- [What is required]: Filter the entries below, keeping only lines with the word "auton".

- [Extracted records]:
++++++

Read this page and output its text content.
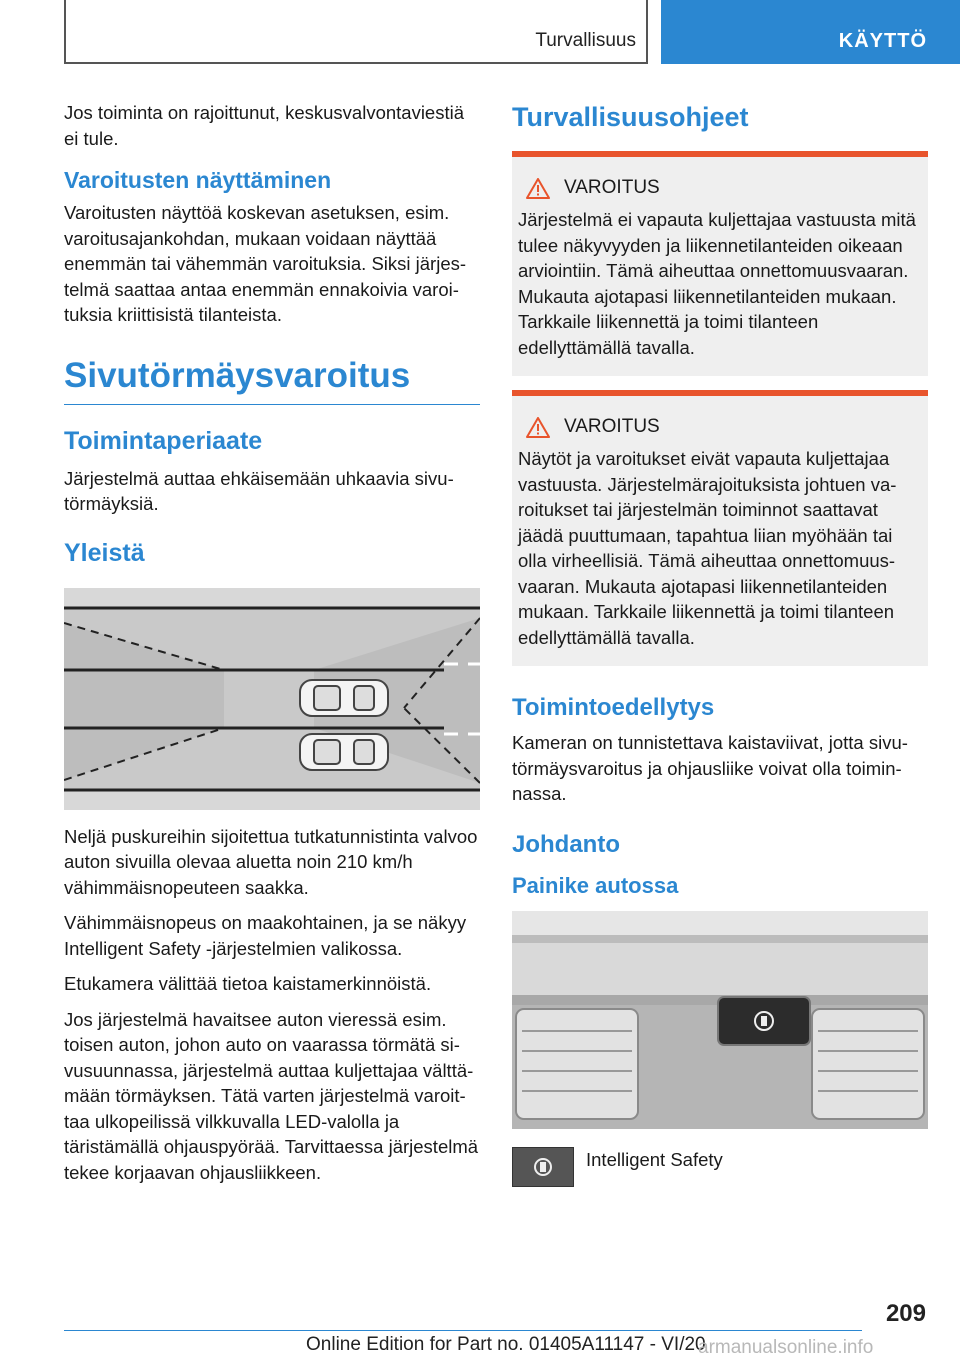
Turvallisuus	KÄYTTÖ

Jos toiminta on rajoittunut, keskusvalvontaviestiä ei tule.

Varoitusten näyttäminen

Varoitusten näyttöä koskevan asetuksen, esim. varoitusajankohdan, mukaan voidaan näyttää enemmän tai vähemmän varoituksia. Siksi järjestelmä saattaa antaa enemmän ennakoivia varoituksia kriittisistä tilanteista.

Sivutörmäysvaroitus
Toimintaperiaate

Järjestelmä auttaa ehkäisemään uhkaavia sivutörmäyksiä.

Yleistä

Neljä puskureihin sijoitettua tutkatunnistinta valvoo auton sivuilla olevaa aluetta noin 210 km/h vähimmäisnopeuteen saakka.

Vähimmäisnopeus on maakohtainen, ja se näkyy Intelligent Safety -järjestelmien valikossa.

Etukamera välittää tietoa kaistamerkinnöistä.

Jos järjestelmä havaitsee auton vieressä esim. toisen auton, johon auto on vaarassa törmätä sivusuunnassa, järjestelmä auttaa kuljettajaa välttämään törmäyksen. Tätä varten järjestelmä varoittaa ulkopeilissä vilkkuvalla LED-valolla ja täristämällä ohjauspyörää. Tarvittaessa järjestelmä tekee korjaavan ohjausliikkeen.

Turvallisuusohjeet
VAROITUS

Järjestelmä ei vapauta kuljettajaa vastuusta mitä tulee näkyvyyden ja liikennetilanteiden oikeaan arviointiin. Tämä aiheuttaa onnettomuusvaaran. Mukauta ajotapasi liikennetilanteiden mukaan. Tarkkaile liikennettä ja toimi tilanteen edellyttämällä tavalla.

VAROITUS

Näytöt ja varoitukset eivät vapauta kuljettajaa vastuusta. Järjestelmärajoituksista johtuen varoitukset tai järjestelmän toiminnot saattavat jäädä puuttumaan, tapahtua liian myöhään tai olla virheellisiä. Tämä aiheuttaa onnettomuusvaaran. Mukauta ajotapasi liikennetilanteiden mukaan. Tarkkaile liikennettä ja toimi tilanteen edellyttämällä tavalla.

Toimintoedellytys

Kameran on tunnistettava kaistaviivat, jotta sivutörmäysvaroitus ja ohjausliike voivat olla toiminnassa.

Johdanto
Painike autossa

Intelligent Safety

209
Online Edition for Part no. 01405A11147 - VI/20
armanualsonline.info
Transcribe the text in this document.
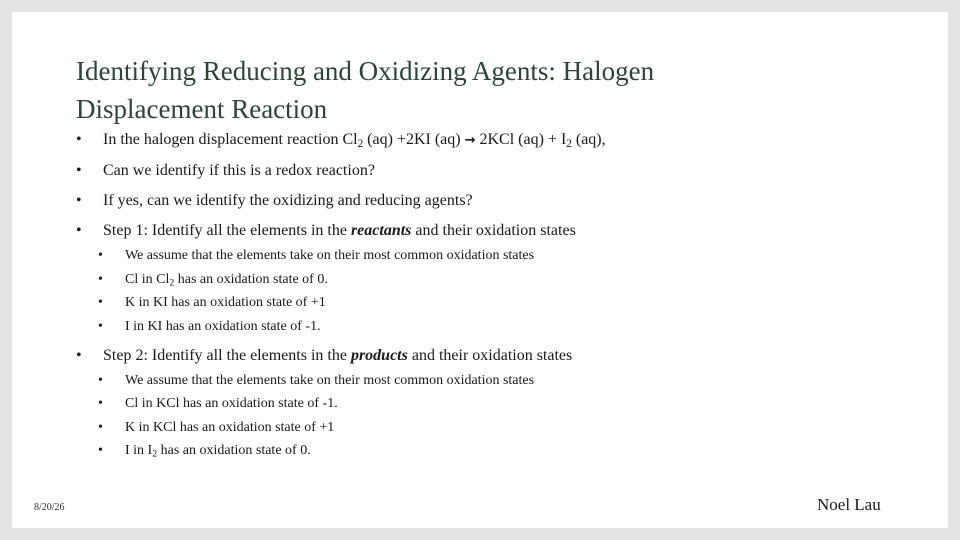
Identifying Reducing and Oxidizing Agents: Halogen
Displacement Reaction
• In the halogen displacement reaction $Cl_2$ (aq) +2KI (aq) → 2KCl $(aq) + I_2$ (aq),
• Can we identify if this is a redox reaction?
• If yes, can we identify the oxidizing and reducing agents?
• Step 1: Identify all the elements in the reactants and their oxidation states
• We assume that the elements take on their most common oxidation states
• Cl in $Cl_2$ has an oxidation state of 0.
• K in KI has an oxidation state of +1
• I in KI has an oxidation state of -1.
• Step 2: Identify all the elements in the products and their oxidation states
• We assume that the elements take on their most common oxidation states
• Cl in KCl has an oxidation state of -1.
• K in KCl has an oxidation state of +1
• I in $I_2$ has an oxidation state of 0.
8/20/26	Noel Lau
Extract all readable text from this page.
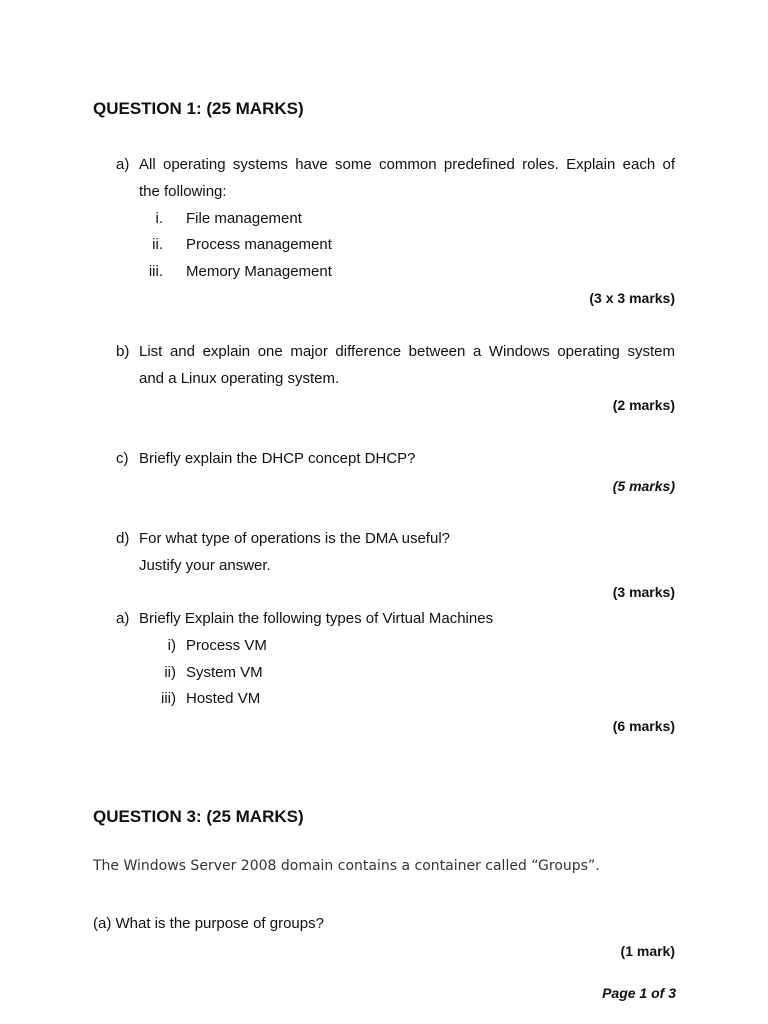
QUESTION 1: (25 MARKS)
a) All operating systems have some common predefined roles. Explain each of
the following:
i. File management
ii. Process management
iii. Memory Management
(3 x 3 marks)
b) List and explain one major difference between a Windows operating system
and a Linux operating system.
(2 marks)
c) Briefly explain the DHCP concept DHCP?
(5 marks)
d) For what type of operations is the DMA useful?
Justify your answer.
(3 marks)
a) Briefly Explain the following types of Virtual Machines
i) Process VM
ii) System VM
iii) Hosted VM
(6 marks)
QUESTION 3: (25 MARKS)
The Windows Server 2008 domain contains a container called “Groups”.
(a) What is the purpose of groups?
(1 mark)
Page 1 of 3
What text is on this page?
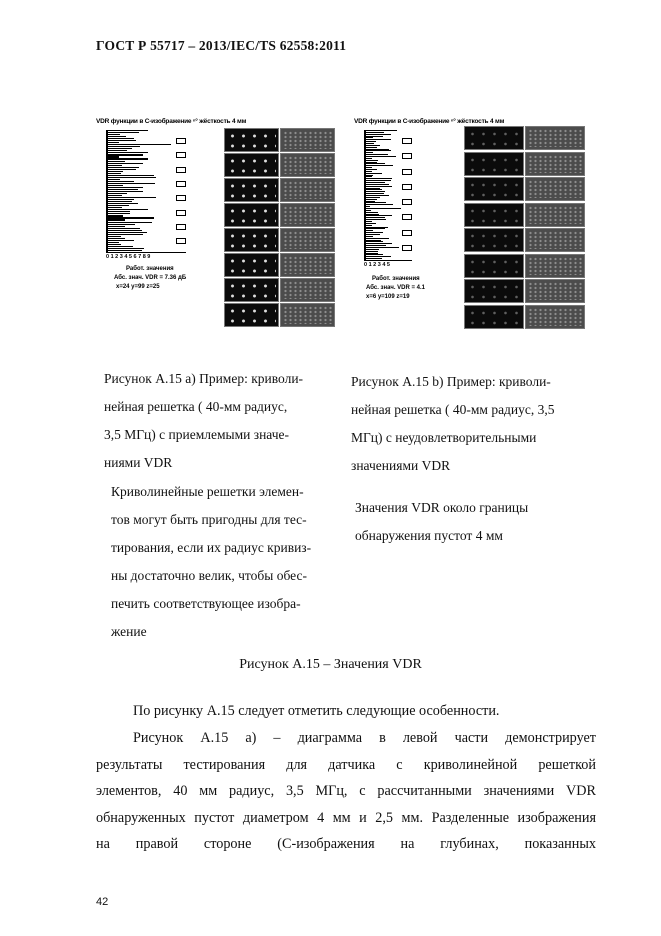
ГОСТ Р 55717 – 2013/IEC/TS 62558:2011
VDR функции в С-изображение ⁿ° жёсткость 4 мм
0 1 2 3 4 5 6 7 8 9
Работ. значения
Абс. знач. VDR = 7.36 дБ
x=24 y=99 z=25
VDR функции в С-изображение ⁿ° жёсткость 4 мм
0 1 2 3 4 5
Работ. значения
Абс. знач. VDR = 4.1
x=6 y=109 z=19
Рисунок А.15 а) Пример: криволи-
нейная решетка ( 40-мм радиус,
3,5 МГц) с приемлемыми значе-
ниями VDR
Рисунок А.15 b) Пример: криволи-
нейная решетка ( 40-мм радиус, 3,5
МГц) с неудовлетворительными
значениями VDR
Криволинейные решетки элемен-
тов могут быть пригодны для тес-
тирования, если их радиус кривиз-
ны достаточно велик, чтобы обес-
печить соответствующее изобра-
жение
Значения VDR около границы
обнаружения пустот 4 мм
Рисунок А.15 – Значения VDR
По рисунку А.15 следует отметить следующие особенности.
Рисунок А.15 а) – диаграмма в левой части демонстрирует
результаты тестирования для датчика с криволинейной решеткой
элементов, 40 мм радиус, 3,5 МГц, с рассчитанными значениями VDR
обнаруженных пустот диаметром 4 мм и 2,5 мм. Разделенные изображения
на правой стороне (С-изображения на глубинах, показанных
42
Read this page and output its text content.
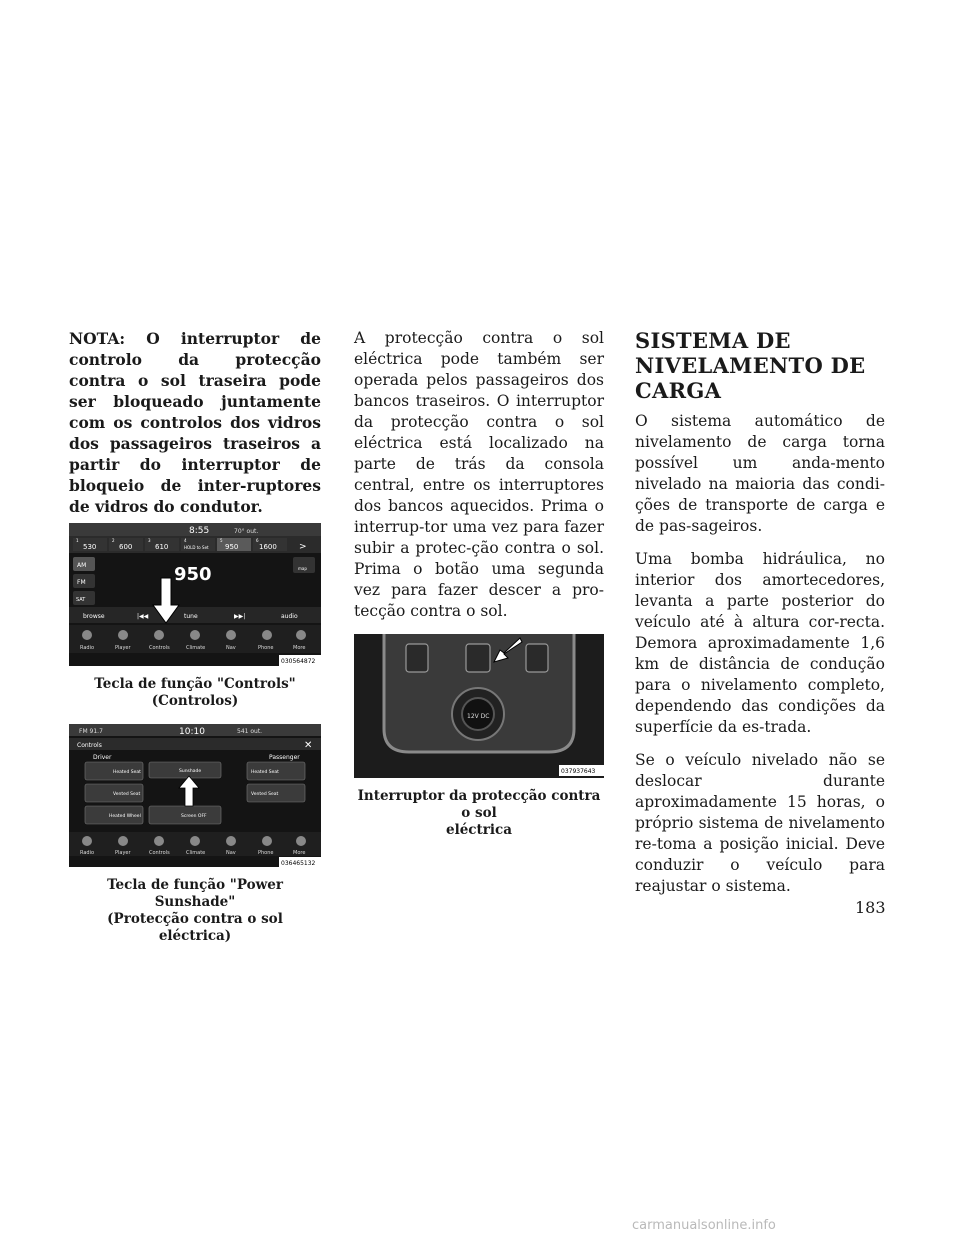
NOTA: O interruptor de controlo da protecção contra o sol traseira pode ser bloqueado juntamente com os controlos dos vidros dos passageiros traseiros a partir do interruptor de bloqueio de inter-ruptores de vidros do condutor.

8:55	70° out.
1
530
2
600
3
610
4
HOLD to Set
5
950
6
1600 >
AM
FM
SAT
950	map
browse	|◀◀	tune	▶▶|	audio
Radio	Player	Controls	Climate	Nav	Phone	More
030564872

Tecla de função "Controls"
(Controlos)

FM 91.7	10:10	541 out.
Controls	✕
Driver	Passenger
Heated Seat
Vented Seat
Heated Wheel
Sunshade
Screen OFF
Heated Seat
Vented Seat
Radio	Player	Controls	Climate	Nav	Phone	More
036465132

Tecla de função "Power Sunshade"
(Protecção contra o sol eléctrica)

A protecção contra o sol eléctrica pode também ser operada pelos passageiros dos bancos traseiros. O interruptor da protecção contra o sol eléctrica está localizado na parte de trás da consola central, entre os interruptores dos bancos aquecidos. Prima o interrup-tor uma vez para fazer subir a protec-ção contra o sol. Prima o botão uma segunda vez para fazer descer a pro-tecção contra o sol.

12V DC
037937643

Interruptor da protecção contra o sol
eléctrica

SISTEMA DE
NIVELAMENTO DE
CARGA

O sistema automático de nivelamento de carga torna possível um anda-mento nivelado na maioria das condi-ções de transporte de carga e de pas-sageiros.

Uma bomba hidráulica, no interior dos amortecedores, levanta a parte posterior do veículo até à altura cor-recta. Demora aproximadamente 1,6 km de distância de condução para o nivelamento completo, dependendo das condições da superfície da es-trada.

Se o veículo nivelado não se deslocar durante aproximadamente 15 horas, o próprio sistema de nivelamento re-toma a posição inicial. Deve conduzir o veículo para reajustar o sistema.

183
carmanualsonline.info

++++++

- [Finished answer]:
Neljä puskureihin sijoitettua tutkatunnistinta valvoo auton sivuilla olevaa aluetta noin 210 km/h vähimmäisnopeuteen saakka.
Jos järjestelmä havaitsee auton vieressä esim. toisen auton, johon auto on vaarassa törmätä sivusuunnassa, järjestelmä auttaa kuljettajaa välttämään törmäyksen. Tätä varten järjestelmä varoittaa ulkopeilissä vilkkuvalla LED-valolla ja täristämällä ohjauspyörää. Tarvittaessa järjestelmä tekee korjaavan ohjausliikkeen.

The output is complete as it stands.